#### [DIRECTIONS]
Give the listing again exactly, omitting its images.

Extracts from a graphics dataset
□ □ □ □ □ □ □
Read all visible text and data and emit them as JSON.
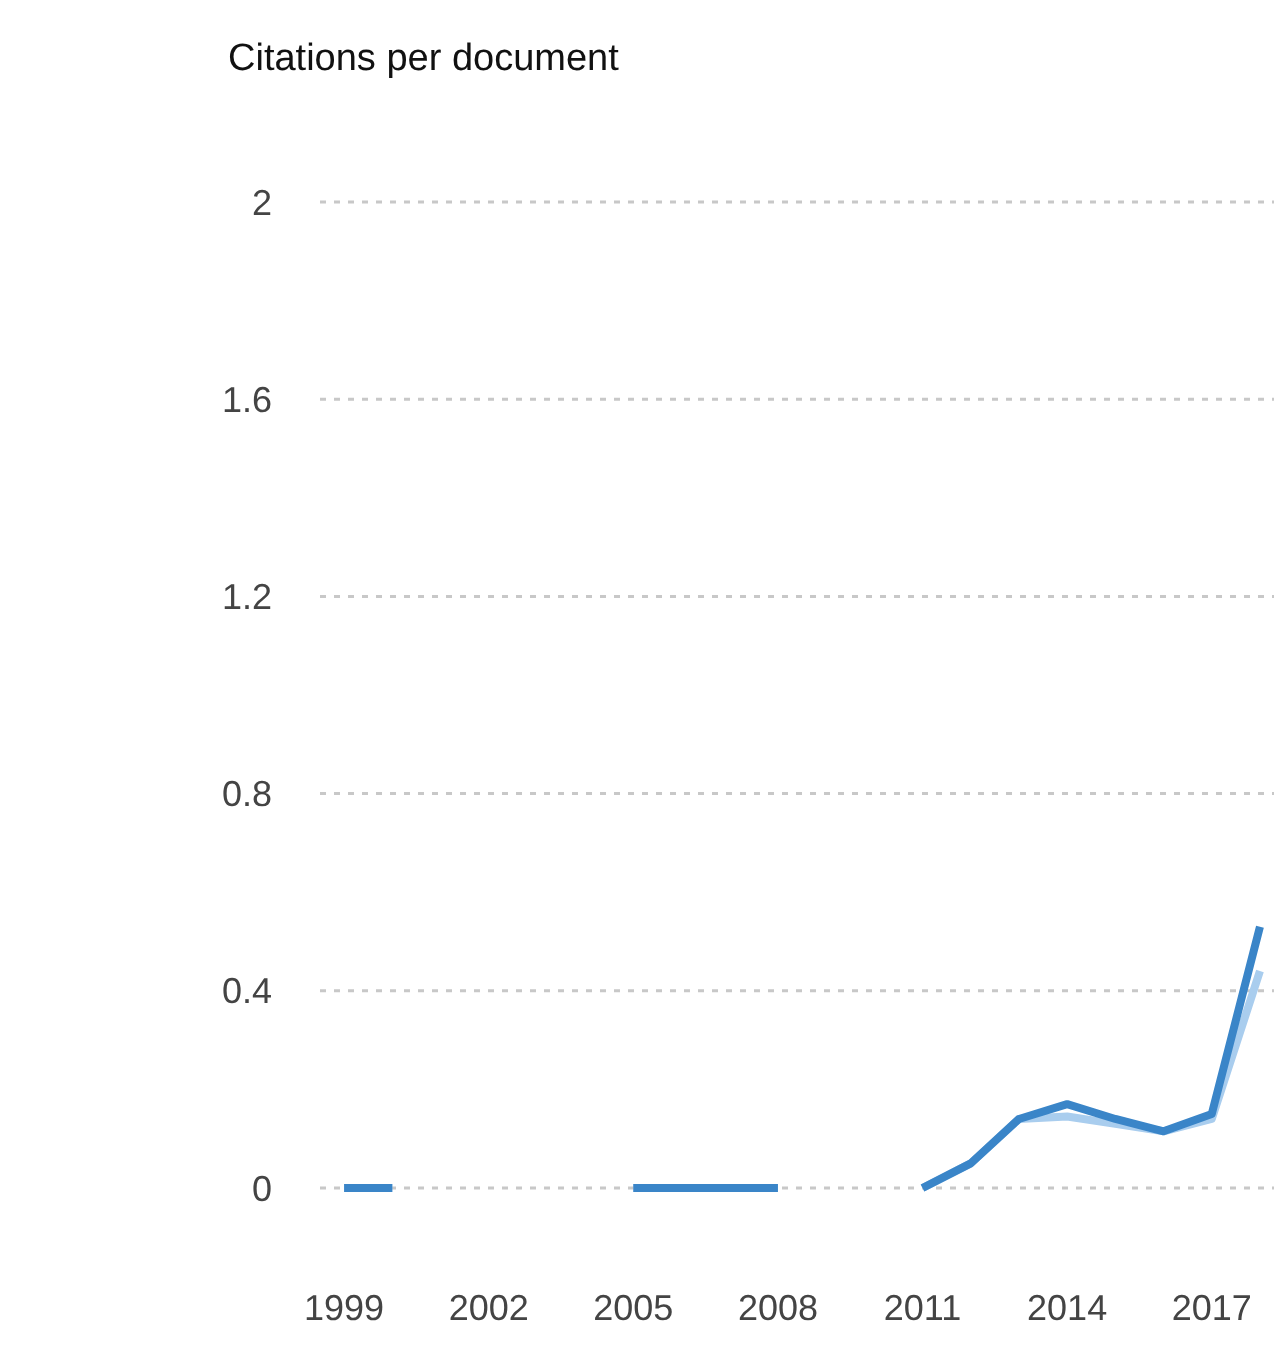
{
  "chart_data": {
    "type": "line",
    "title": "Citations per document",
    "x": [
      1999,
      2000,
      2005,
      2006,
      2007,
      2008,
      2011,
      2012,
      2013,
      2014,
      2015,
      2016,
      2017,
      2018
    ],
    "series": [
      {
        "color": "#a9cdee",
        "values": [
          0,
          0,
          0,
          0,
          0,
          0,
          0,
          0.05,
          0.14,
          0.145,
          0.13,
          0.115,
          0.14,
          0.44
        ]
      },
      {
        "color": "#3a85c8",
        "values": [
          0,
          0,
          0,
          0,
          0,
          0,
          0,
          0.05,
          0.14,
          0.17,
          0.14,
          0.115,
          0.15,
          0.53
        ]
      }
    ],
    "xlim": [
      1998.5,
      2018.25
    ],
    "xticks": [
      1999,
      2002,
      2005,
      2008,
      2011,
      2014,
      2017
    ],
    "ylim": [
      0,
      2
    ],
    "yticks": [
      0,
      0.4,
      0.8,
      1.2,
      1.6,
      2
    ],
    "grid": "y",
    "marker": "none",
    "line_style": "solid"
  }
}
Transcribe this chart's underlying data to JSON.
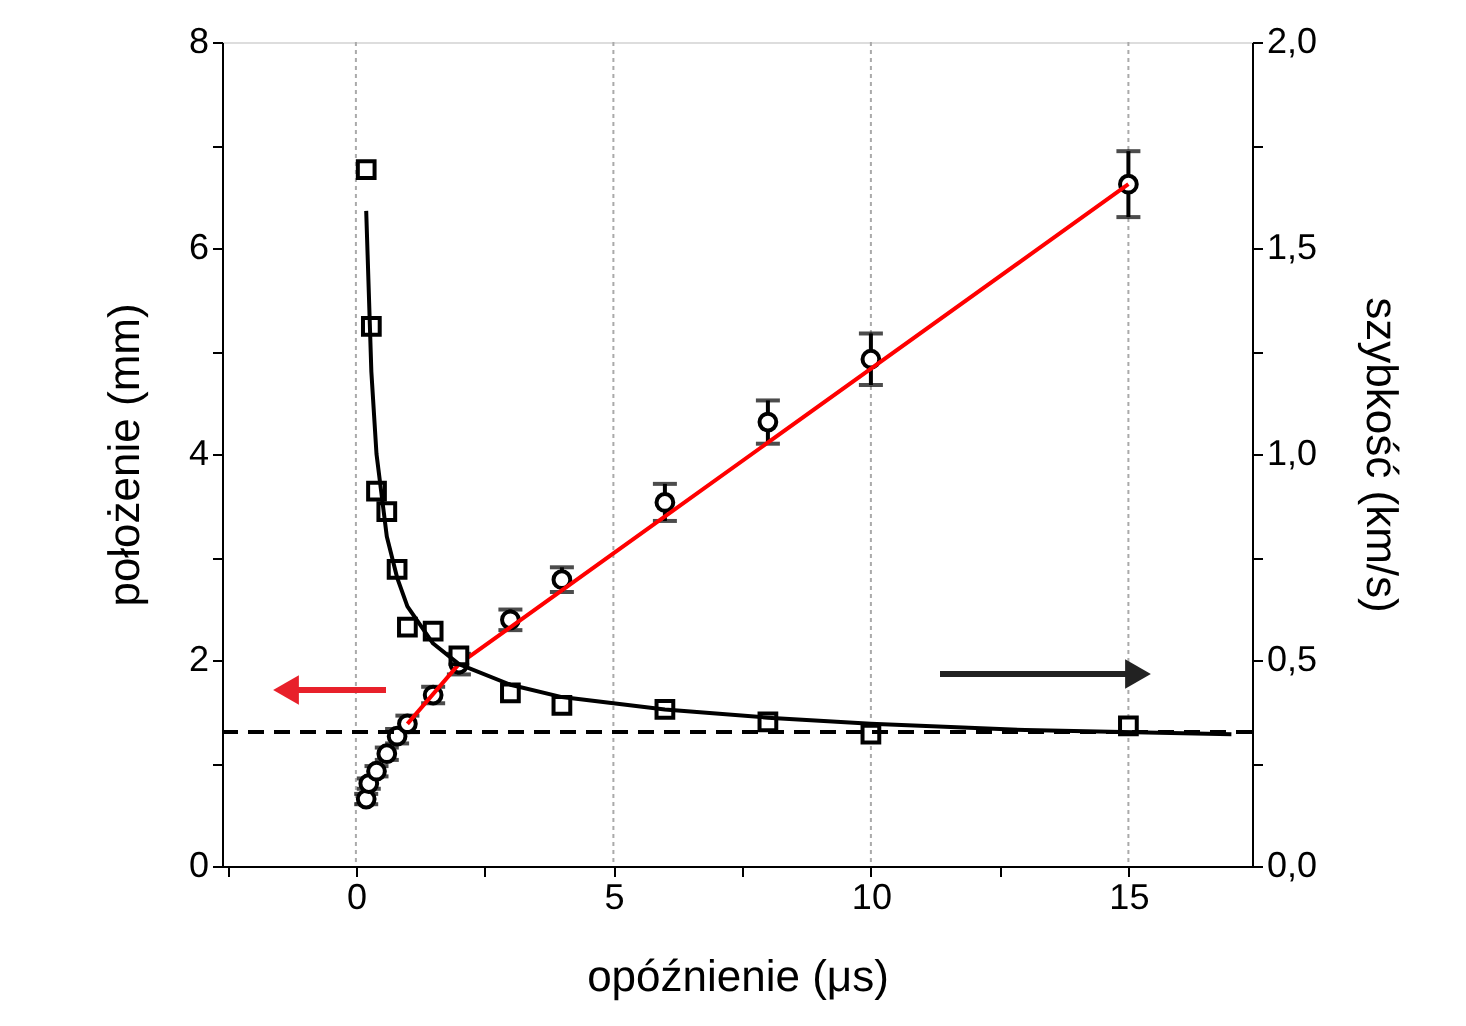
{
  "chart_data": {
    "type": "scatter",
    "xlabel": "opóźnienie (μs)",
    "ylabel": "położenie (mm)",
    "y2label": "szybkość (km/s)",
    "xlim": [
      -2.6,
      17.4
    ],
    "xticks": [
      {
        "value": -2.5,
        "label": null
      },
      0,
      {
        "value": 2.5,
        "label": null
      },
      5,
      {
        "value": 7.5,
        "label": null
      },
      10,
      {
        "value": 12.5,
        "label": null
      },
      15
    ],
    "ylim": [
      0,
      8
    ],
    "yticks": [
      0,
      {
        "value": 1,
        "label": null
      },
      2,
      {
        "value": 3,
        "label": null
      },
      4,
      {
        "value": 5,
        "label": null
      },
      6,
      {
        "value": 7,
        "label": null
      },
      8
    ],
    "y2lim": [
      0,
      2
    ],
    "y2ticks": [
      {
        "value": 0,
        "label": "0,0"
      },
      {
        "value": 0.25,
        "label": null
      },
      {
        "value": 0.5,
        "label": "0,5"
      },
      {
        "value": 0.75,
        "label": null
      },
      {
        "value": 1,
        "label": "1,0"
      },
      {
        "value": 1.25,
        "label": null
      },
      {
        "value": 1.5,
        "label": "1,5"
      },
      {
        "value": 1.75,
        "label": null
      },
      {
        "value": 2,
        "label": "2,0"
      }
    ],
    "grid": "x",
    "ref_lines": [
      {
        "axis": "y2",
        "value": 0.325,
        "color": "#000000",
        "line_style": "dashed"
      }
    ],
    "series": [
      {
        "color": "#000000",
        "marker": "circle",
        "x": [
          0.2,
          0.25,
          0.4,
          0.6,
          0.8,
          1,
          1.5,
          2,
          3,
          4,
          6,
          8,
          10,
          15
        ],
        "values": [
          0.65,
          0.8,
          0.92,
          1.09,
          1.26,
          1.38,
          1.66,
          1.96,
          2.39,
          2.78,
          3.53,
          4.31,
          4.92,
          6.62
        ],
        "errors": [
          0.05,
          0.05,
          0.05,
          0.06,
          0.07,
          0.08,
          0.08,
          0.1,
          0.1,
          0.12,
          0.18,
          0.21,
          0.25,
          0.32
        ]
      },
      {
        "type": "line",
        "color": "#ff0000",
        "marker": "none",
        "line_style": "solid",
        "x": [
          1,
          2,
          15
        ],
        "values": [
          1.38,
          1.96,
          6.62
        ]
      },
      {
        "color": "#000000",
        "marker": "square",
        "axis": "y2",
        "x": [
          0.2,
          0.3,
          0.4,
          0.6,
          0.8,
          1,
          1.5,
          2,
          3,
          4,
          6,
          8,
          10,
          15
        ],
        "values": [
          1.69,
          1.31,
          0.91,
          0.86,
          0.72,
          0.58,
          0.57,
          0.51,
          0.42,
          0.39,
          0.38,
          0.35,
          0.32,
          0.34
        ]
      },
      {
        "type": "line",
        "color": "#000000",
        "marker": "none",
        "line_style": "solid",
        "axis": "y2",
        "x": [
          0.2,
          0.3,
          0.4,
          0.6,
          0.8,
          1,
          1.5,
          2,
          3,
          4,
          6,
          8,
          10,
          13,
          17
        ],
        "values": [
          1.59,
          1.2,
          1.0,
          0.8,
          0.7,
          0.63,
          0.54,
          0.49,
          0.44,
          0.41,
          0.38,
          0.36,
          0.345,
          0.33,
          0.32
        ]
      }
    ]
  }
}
□ □ □ □ □ □ □
#### [RESPONSE]
Read all visible text and data and emit them as JSON.
{
  "chart_data": {
    "type": "line",
    "title": "Citations per document",
    "x": [
      1999,
      2000,
      2005,
      2006,
      2007,
      2008,
      2011,
      2012,
      2013,
      2014,
      2015,
      2016,
      2017,
      2018
    ],
    "series": [
      {
        "color": "#a9cdee",
        "values": [
          0,
          0,
          0,
          0,
          0,
          0,
          0,
          0.05,
          0.14,
          0.145,
          0.13,
          0.115,
          0.14,
          0.44
        ]
      },
      {
        "color": "#3a85c8",
        "values": [
          0,
          0,
          0,
          0,
          0,
          0,
          0,
          0.05,
          0.14,
          0.17,
          0.14,
          0.115,
          0.15,
          0.53
        ]
      }
    ],
    "xlim": [
      1998.5,
      2018.25
    ],
    "xticks": [
      1999,
      2002,
      2005,
      2008,
      2011,
      2014,
      2017
    ],
    "ylim": [
      0,
      2
    ],
    "yticks": [
      0,
      0.4,
      0.8,
      1.2,
      1.6,
      2
    ],
    "grid": "y",
    "marker": "none",
    "line_style": "solid"
  }
}
Transcribe this chart's underlying data to JSON.
{
  "chart_data": {
    "type": "scatter",
    "xlabel": "opóźnienie (μs)",
    "ylabel": "położenie (mm)",
    "y2label": "szybkość (km/s)",
    "xlim": [
      -2.6,
      17.4
    ],
    "xticks": [
      {
        "value": -2.5,
        "label": null
      },
      0,
      {
        "value": 2.5,
        "label": null
      },
      5,
      {
        "value": 7.5,
        "label": null
      },
      10,
      {
        "value": 12.5,
        "label": null
      },
      15
    ],
    "ylim": [
      0,
      8
    ],
    "yticks": [
      0,
      {
        "value": 1,
        "label": null
      },
      2,
      {
        "value": 3,
        "label": null
      },
      4,
      {
        "value": 5,
        "label": null
      },
      6,
      {
        "value": 7,
        "label": null
      },
      8
    ],
    "y2lim": [
      0,
      2
    ],
    "y2ticks": [
      {
        "value": 0,
        "label": "0,0"
      },
      {
        "value": 0.25,
        "label": null
      },
      {
        "value": 0.5,
        "label": "0,5"
      },
      {
        "value": 0.75,
        "label": null
      },
      {
        "value": 1,
        "label": "1,0"
      },
      {
        "value": 1.25,
        "label": null
      },
      {
        "value": 1.5,
        "label": "1,5"
      },
      {
        "value": 1.75,
        "label": null
      },
      {
        "value": 2,
        "label": "2,0"
      }
    ],
    "grid": "x",
    "ref_lines": [
      {
        "axis": "y2",
        "value": 0.325,
        "color": "#000000",
        "line_style": "dashed"
      }
    ],
    "series": [
      {
        "color": "#000000",
        "marker": "circle",
        "x": [
          0.2,
          0.25,
          0.4,
          0.6,
          0.8,
          1,
          1.5,
          2,
          3,
          4,
          6,
          8,
          10,
          15
        ],
        "values": [
          0.65,
          0.8,
          0.92,
          1.09,
          1.26,
          1.38,
          1.66,
          1.96,
          2.39,
          2.78,
          3.53,
          4.31,
          4.92,
          6.62
        ],
        "errors": [
          0.05,
          0.05,
          0.05,
          0.06,
          0.07,
          0.08,
          0.08,
          0.1,
          0.1,
          0.12,
          0.18,
          0.21,
          0.25,
          0.32
        ]
      },
      {
        "type": "line",
        "color": "#ff0000",
        "marker": "none",
        "line_style": "solid",
        "x": [
          1,
          2,
          15
        ],
        "values": [
          1.38,
          1.96,
          6.62
        ]
      },
      {
        "color": "#000000",
        "marker": "square",
        "axis": "y2",
        "x": [
          0.2,
          0.3,
          0.4,
          0.6,
          0.8,
          1,
          1.5,
          2,
          3,
          4,
          6,
          8,
          10,
          15
        ],
        "values": [
          1.69,
          1.31,
          0.91,
          0.86,
          0.72,
          0.58,
          0.57,
          0.51,
          0.42,
          0.39,
          0.38,
          0.35,
          0.32,
          0.34
        ]
      },
      {
        "type": "line",
        "color": "#000000",
        "marker": "none",
        "line_style": "solid",
        "axis": "y2",
        "x": [
          0.2,
          0.3,
          0.4,
          0.6,
          0.8,
          1,
          1.5,
          2,
          3,
          4,
          6,
          8,
          10,
          13,
          17
        ],
        "values": [
          1.59,
          1.2,
          1.0,
          0.8,
          0.7,
          0.63,
          0.54,
          0.49,
          0.44,
          0.41,
          0.38,
          0.36,
          0.345,
          0.33,
          0.32
        ]
      }
    ]
  }
}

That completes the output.